» Records from a dataset:
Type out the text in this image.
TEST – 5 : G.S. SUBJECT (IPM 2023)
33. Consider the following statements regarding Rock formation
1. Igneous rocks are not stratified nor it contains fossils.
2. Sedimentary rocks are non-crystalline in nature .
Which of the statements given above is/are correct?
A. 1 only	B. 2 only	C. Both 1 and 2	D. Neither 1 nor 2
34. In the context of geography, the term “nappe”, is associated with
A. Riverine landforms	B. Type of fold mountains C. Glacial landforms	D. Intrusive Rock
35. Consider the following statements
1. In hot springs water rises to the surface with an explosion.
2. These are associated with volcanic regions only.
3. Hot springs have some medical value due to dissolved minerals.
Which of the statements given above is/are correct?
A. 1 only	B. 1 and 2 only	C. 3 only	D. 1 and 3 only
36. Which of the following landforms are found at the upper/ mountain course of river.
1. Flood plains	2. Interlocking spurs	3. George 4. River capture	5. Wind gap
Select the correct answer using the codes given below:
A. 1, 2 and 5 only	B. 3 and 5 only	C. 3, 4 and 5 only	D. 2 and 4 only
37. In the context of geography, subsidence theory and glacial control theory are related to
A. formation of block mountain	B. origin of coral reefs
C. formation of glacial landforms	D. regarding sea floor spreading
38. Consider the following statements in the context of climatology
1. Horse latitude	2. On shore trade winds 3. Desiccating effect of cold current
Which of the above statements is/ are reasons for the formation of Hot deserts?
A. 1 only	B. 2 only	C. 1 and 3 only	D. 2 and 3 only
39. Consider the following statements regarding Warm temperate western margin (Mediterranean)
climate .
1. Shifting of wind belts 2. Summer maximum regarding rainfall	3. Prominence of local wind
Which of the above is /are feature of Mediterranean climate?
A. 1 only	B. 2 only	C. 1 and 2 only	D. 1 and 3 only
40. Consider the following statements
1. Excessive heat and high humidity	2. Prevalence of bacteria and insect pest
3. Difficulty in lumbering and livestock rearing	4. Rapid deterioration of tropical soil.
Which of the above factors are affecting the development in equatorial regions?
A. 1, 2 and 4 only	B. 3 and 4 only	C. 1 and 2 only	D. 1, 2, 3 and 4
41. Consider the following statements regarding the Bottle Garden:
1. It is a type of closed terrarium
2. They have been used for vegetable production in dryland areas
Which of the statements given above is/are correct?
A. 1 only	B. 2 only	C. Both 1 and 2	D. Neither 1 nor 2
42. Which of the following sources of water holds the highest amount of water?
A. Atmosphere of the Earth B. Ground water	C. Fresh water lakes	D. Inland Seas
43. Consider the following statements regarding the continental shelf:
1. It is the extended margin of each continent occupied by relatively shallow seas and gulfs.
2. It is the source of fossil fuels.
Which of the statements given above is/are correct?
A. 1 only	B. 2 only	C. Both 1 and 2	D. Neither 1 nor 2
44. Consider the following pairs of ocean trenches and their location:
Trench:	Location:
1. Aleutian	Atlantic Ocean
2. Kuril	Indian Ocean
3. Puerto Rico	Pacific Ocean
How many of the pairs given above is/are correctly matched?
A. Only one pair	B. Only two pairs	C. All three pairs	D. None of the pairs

» What is being asked:
Copy every line where the word "climate" is present in the entries above.

» Solution to this problem:
climate .
Which of the above is /are feature of Mediterranean climate?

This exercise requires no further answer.